[Dataset items]

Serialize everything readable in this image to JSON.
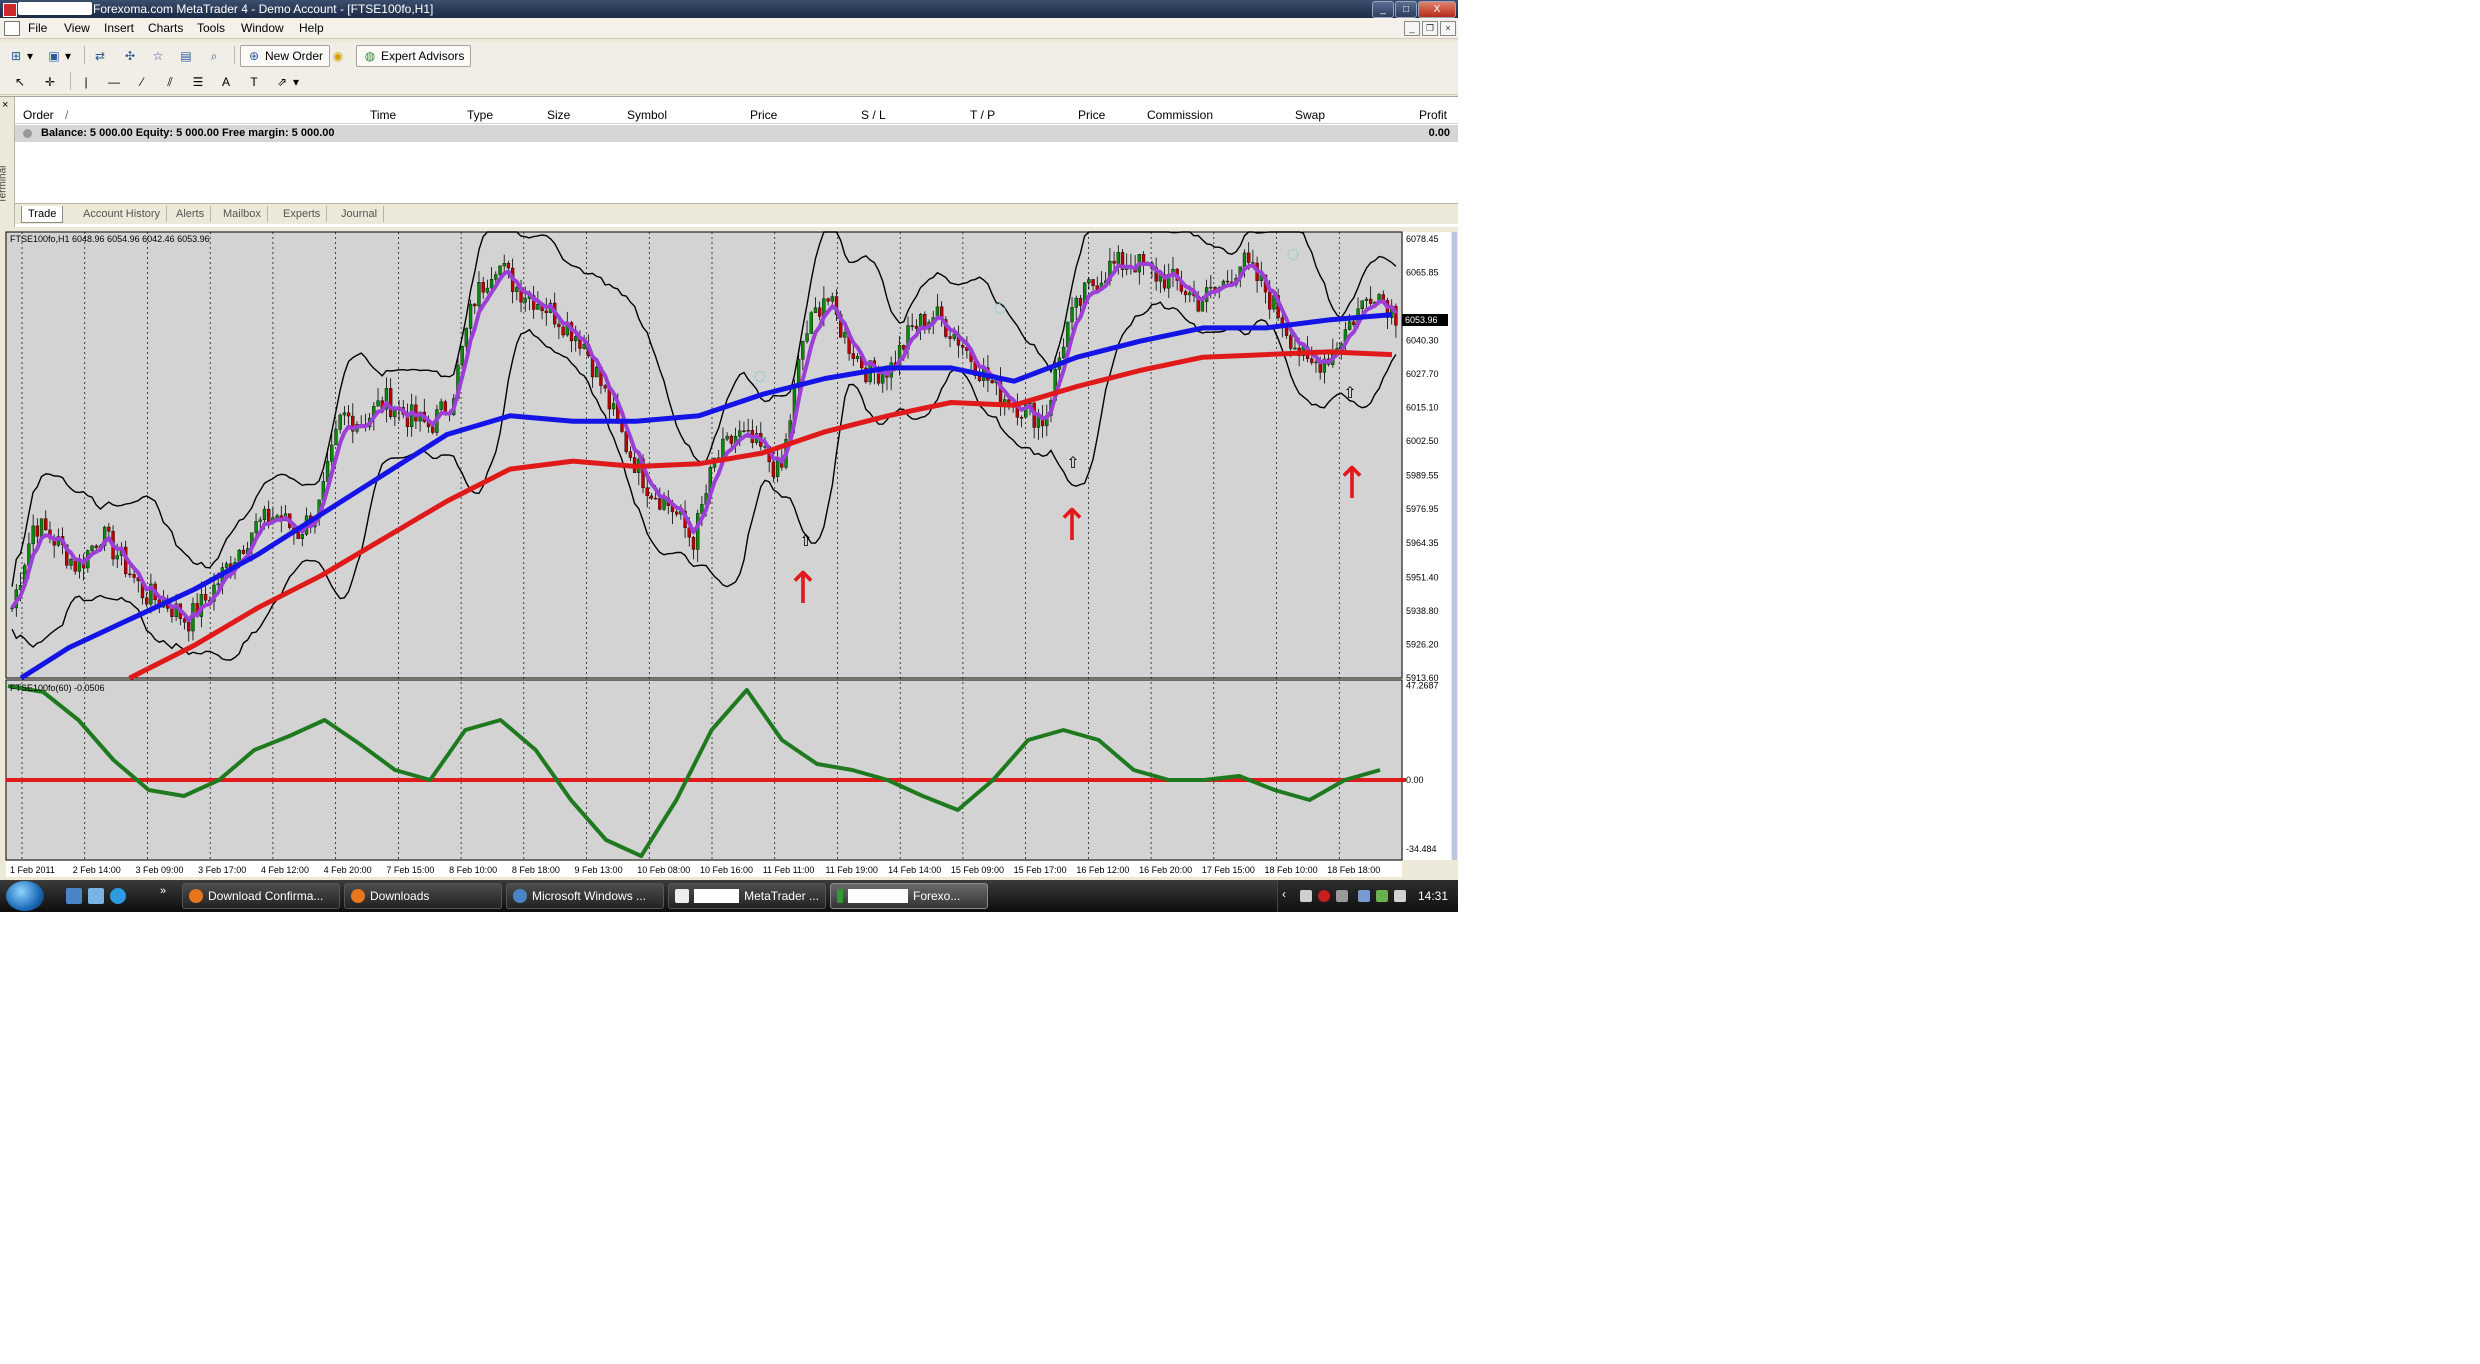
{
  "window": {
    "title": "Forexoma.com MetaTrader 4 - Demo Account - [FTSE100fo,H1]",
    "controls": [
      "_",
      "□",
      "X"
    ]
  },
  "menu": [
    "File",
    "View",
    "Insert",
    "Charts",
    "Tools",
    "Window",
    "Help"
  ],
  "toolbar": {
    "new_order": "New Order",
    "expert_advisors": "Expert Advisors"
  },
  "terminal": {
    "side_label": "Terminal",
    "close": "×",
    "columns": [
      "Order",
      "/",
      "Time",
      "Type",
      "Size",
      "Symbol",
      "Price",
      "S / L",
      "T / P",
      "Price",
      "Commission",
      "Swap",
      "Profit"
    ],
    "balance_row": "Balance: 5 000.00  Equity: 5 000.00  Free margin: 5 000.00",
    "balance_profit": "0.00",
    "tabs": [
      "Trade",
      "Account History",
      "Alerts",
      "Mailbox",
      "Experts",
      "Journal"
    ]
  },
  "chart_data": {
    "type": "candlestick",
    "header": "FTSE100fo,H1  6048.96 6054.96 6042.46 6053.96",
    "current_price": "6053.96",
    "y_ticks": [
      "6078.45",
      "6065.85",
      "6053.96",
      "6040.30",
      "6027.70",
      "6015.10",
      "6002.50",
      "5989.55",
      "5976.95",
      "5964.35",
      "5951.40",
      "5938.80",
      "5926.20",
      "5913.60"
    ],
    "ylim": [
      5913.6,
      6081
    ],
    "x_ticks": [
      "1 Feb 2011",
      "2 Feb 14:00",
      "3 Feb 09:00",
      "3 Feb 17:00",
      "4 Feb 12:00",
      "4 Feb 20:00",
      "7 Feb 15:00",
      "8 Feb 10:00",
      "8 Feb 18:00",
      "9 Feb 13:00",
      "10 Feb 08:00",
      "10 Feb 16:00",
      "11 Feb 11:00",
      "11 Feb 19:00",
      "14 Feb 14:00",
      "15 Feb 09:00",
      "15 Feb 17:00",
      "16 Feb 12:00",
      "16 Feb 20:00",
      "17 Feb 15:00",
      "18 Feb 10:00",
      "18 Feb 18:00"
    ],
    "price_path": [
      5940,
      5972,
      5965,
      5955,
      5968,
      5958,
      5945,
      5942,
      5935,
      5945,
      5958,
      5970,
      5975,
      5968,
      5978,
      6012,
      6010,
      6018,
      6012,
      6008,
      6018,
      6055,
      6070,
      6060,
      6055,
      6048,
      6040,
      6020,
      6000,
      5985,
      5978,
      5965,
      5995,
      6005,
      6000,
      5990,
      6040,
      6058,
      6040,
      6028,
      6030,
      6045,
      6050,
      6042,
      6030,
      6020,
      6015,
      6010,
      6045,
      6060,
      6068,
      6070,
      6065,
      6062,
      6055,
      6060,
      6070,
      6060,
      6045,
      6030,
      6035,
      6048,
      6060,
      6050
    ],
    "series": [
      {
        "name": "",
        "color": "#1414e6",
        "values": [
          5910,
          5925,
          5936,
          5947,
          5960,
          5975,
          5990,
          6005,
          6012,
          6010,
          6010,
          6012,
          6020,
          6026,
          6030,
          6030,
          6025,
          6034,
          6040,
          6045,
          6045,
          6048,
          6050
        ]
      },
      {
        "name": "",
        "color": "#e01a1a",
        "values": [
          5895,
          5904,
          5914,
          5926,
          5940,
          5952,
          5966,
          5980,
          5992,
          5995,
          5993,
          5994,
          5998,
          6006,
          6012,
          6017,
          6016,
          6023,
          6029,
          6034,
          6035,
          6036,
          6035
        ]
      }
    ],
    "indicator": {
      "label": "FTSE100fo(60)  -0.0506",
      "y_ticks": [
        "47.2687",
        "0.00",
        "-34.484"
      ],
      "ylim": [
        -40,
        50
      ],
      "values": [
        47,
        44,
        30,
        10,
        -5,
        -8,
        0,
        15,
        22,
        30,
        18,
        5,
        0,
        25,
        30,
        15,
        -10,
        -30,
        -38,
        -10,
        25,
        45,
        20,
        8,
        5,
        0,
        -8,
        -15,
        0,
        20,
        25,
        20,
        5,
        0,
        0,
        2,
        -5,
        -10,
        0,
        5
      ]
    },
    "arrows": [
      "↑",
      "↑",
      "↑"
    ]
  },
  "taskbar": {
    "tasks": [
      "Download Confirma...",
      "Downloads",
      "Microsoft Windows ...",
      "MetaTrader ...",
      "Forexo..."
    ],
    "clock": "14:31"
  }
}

* * *

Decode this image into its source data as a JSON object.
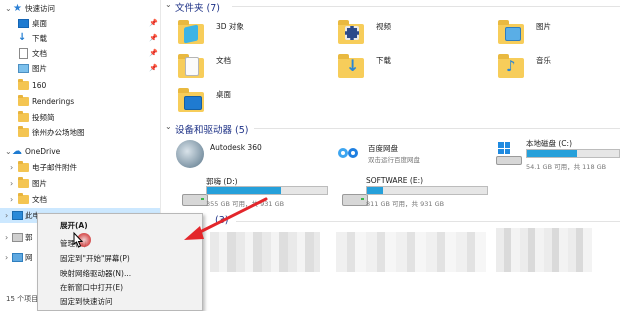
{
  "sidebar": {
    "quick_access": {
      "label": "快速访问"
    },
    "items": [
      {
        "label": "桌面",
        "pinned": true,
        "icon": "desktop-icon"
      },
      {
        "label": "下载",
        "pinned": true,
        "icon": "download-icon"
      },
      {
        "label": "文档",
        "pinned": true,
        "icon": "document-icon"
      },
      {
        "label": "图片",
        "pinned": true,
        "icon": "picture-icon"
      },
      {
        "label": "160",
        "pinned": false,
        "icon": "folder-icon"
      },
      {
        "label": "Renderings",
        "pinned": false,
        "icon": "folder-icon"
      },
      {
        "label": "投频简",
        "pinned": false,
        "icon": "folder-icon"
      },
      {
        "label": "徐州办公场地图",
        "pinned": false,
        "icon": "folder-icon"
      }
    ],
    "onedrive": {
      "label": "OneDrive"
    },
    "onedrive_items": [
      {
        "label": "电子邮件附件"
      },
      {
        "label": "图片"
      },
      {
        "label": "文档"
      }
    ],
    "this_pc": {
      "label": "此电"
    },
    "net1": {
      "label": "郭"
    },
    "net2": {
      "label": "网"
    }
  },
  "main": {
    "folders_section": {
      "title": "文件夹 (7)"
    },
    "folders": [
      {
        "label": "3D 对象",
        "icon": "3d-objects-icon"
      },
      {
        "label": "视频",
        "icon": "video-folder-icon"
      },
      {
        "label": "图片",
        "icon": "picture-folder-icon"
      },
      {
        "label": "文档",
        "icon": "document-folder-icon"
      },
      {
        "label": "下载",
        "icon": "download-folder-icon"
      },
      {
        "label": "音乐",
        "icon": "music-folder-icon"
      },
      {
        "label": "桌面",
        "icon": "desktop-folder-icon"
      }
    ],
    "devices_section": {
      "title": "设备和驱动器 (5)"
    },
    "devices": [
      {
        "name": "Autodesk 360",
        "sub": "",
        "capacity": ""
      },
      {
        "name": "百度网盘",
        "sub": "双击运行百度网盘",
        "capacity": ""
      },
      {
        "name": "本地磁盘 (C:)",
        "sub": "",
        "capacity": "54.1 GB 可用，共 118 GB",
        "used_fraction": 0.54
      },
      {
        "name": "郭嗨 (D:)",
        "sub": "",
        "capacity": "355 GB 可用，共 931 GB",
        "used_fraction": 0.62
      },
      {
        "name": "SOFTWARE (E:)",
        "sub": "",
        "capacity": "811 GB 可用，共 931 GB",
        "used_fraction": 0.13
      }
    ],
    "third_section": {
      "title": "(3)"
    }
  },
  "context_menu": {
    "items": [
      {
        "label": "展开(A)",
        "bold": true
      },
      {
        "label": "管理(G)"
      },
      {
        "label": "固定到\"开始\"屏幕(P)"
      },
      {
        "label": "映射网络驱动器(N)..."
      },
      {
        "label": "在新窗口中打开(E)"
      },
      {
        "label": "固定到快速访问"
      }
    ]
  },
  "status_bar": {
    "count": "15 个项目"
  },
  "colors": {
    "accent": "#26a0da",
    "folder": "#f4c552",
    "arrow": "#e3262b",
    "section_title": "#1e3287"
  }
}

_Work to complete:_
Filter the records down to the lines that contain the string "name", and copy those lines.

_The result:_
        "name": "",
        "name": "",
        "name": "Autodesk 360",
        "name": "百度网盘",
        "name": "本地磁盘 (C:)",
        "name": "郭嗨 (D:)",
        "name": "SOFTWARE (E:)",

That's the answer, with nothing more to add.